WHAT TO PRODUCE – Your job is to restate each entry word for word.

DATA FOR THE TASK –
========

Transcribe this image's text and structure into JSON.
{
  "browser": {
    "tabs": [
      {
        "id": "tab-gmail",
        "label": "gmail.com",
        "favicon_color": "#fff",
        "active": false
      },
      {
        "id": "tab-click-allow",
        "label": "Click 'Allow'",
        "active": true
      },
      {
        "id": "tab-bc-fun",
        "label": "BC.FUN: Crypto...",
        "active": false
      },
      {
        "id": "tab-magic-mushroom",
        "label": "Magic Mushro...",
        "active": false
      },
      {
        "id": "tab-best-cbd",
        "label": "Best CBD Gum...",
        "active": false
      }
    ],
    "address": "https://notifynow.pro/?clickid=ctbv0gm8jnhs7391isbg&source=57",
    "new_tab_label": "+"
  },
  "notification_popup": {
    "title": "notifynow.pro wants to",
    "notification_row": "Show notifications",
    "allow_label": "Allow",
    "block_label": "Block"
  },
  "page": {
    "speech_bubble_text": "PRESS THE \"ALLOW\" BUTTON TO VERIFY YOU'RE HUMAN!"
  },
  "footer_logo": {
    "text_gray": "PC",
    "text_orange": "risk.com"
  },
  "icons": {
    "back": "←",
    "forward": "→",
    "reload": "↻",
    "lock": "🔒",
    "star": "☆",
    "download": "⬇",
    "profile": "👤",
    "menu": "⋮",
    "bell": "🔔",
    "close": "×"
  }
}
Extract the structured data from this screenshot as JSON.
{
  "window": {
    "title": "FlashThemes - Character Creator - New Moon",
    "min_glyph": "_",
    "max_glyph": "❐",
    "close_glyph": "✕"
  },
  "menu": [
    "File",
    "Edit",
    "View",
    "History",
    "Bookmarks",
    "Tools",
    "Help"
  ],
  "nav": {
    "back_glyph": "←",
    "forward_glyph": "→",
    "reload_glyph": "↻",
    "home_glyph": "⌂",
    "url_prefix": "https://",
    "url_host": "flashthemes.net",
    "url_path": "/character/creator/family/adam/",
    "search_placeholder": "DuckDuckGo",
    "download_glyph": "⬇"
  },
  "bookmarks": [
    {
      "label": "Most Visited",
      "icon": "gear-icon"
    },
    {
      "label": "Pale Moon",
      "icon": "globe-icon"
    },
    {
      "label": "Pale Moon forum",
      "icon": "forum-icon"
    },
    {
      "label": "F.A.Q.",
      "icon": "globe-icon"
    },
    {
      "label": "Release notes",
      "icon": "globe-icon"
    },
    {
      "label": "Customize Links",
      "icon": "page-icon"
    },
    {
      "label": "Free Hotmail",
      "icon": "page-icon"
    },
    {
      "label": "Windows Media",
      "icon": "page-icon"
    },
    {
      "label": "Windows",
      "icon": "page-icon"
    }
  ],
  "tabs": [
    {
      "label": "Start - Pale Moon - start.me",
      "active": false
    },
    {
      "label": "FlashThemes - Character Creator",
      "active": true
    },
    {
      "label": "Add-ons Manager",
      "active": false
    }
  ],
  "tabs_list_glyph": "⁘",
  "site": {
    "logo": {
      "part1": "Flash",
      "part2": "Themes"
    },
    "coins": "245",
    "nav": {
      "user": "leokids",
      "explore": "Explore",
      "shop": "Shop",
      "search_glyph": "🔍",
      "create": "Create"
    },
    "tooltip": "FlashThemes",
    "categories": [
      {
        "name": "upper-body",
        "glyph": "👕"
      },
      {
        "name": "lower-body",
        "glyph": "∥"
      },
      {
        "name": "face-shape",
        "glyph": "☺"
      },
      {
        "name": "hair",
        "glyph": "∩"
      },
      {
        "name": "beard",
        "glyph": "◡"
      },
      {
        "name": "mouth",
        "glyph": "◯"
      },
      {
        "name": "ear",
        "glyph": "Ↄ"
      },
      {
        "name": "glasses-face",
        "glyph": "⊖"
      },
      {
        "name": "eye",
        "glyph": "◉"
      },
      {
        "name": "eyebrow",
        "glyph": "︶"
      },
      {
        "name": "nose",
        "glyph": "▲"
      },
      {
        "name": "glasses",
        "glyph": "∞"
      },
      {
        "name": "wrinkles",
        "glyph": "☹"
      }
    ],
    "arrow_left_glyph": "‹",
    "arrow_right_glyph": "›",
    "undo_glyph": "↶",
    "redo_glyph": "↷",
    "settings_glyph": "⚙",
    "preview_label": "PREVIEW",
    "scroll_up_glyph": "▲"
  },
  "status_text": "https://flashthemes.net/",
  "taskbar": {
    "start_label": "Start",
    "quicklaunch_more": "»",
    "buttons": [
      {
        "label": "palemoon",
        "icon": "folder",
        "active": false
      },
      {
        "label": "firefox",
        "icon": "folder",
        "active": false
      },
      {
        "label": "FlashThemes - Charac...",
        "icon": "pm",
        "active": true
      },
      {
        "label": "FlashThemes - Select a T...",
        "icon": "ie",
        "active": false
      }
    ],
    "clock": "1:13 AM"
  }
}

========

RESULT FOR THIS EXERCISE –
Transcribe this image's text and structure into JSON.
{
  "browser": {
    "tabs": [
      {
        "id": "tab-gmail",
        "label": "gmail.com",
        "favicon_color": "#fff",
        "active": false
      },
      {
        "id": "tab-click-allow",
        "label": "Click 'Allow'",
        "active": true
      },
      {
        "id": "tab-bc-fun",
        "label": "BC.FUN: Crypto...",
        "active": false
      },
      {
        "id": "tab-magic-mushroom",
        "label": "Magic Mushro...",
        "active": false
      },
      {
        "id": "tab-best-cbd",
        "label": "Best CBD Gum...",
        "active": false
      }
    ],
    "address": "https://notifynow.pro/?clickid=ctbv0gm8jnhs7391isbg&source=57",
    "new_tab_label": "+"
  },
  "notification_popup": {
    "title": "notifynow.pro wants to",
    "notification_row": "Show notifications",
    "allow_label": "Allow",
    "block_label": "Block"
  },
  "page": {
    "speech_bubble_text": "PRESS THE \"ALLOW\" BUTTON TO VERIFY YOU'RE HUMAN!"
  },
  "footer_logo": {
    "text_gray": "PC",
    "text_orange": "risk.com"
  },
  "icons": {
    "back": "←",
    "forward": "→",
    "reload": "↻",
    "lock": "🔒",
    "star": "☆",
    "download": "⬇",
    "profile": "👤",
    "menu": "⋮",
    "bell": "🔔",
    "close": "×"
  }
}
Extract the structured data from this screenshot as JSON.
{
  "window": {
    "title": "FlashThemes - Character Creator - New Moon",
    "min_glyph": "_",
    "max_glyph": "❐",
    "close_glyph": "✕"
  },
  "menu": [
    "File",
    "Edit",
    "View",
    "History",
    "Bookmarks",
    "Tools",
    "Help"
  ],
  "nav": {
    "back_glyph": "←",
    "forward_glyph": "→",
    "reload_glyph": "↻",
    "home_glyph": "⌂",
    "url_prefix": "https://",
    "url_host": "flashthemes.net",
    "url_path": "/character/creator/family/adam/",
    "search_placeholder": "DuckDuckGo",
    "download_glyph": "⬇"
  },
  "bookmarks": [
    {
      "label": "Most Visited",
      "icon": "gear-icon"
    },
    {
      "label": "Pale Moon",
      "icon": "globe-icon"
    },
    {
      "label": "Pale Moon forum",
      "icon": "forum-icon"
    },
    {
      "label": "F.A.Q.",
      "icon": "globe-icon"
    },
    {
      "label": "Release notes",
      "icon": "globe-icon"
    },
    {
      "label": "Customize Links",
      "icon": "page-icon"
    },
    {
      "label": "Free Hotmail",
      "icon": "page-icon"
    },
    {
      "label": "Windows Media",
      "icon": "page-icon"
    },
    {
      "label": "Windows",
      "icon": "page-icon"
    }
  ],
  "tabs": [
    {
      "label": "Start - Pale Moon - start.me",
      "active": false
    },
    {
      "label": "FlashThemes - Character Creator",
      "active": true
    },
    {
      "label": "Add-ons Manager",
      "active": false
    }
  ],
  "tabs_list_glyph": "⁘",
  "site": {
    "logo": {
      "part1": "Flash",
      "part2": "Themes"
    },
    "coins": "245",
    "nav": {
      "user": "leokids",
      "explore": "Explore",
      "shop": "Shop",
      "search_glyph": "🔍",
      "create": "Create"
    },
    "tooltip": "FlashThemes",
    "categories": [
      {
        "name": "upper-body",
        "glyph": "👕"
      },
      {
        "name": "lower-body",
        "glyph": "∥"
      },
      {
        "name": "face-shape",
        "glyph": "☺"
      },
      {
        "name": "hair",
        "glyph": "∩"
      },
      {
        "name": "beard",
        "glyph": "◡"
      },
      {
        "name": "mouth",
        "glyph": "◯"
      },
      {
        "name": "ear",
        "glyph": "Ↄ"
      },
      {
        "name": "glasses-face",
        "glyph": "⊖"
      },
      {
        "name": "eye",
        "glyph": "◉"
      },
      {
        "name": "eyebrow",
        "glyph": "︶"
      },
      {
        "name": "nose",
        "glyph": "▲"
      },
      {
        "name": "glasses",
        "glyph": "∞"
      },
      {
        "name": "wrinkles",
        "glyph": "☹"
      }
    ],
    "arrow_left_glyph": "‹",
    "arrow_right_glyph": "›",
    "undo_glyph": "↶",
    "redo_glyph": "↷",
    "settings_glyph": "⚙",
    "preview_label": "PREVIEW",
    "scroll_up_glyph": "▲"
  },
  "status_text": "https://flashthemes.net/",
  "taskbar": {
    "start_label": "Start",
    "quicklaunch_more": "»",
    "buttons": [
      {
        "label": "palemoon",
        "icon": "folder",
        "active": false
      },
      {
        "label": "firefox",
        "icon": "folder",
        "active": false
      },
      {
        "label": "FlashThemes - Charac...",
        "icon": "pm",
        "active": true
      },
      {
        "label": "FlashThemes - Select a T...",
        "icon": "ie",
        "active": false
      }
    ],
    "clock": "1:13 AM"
  }
}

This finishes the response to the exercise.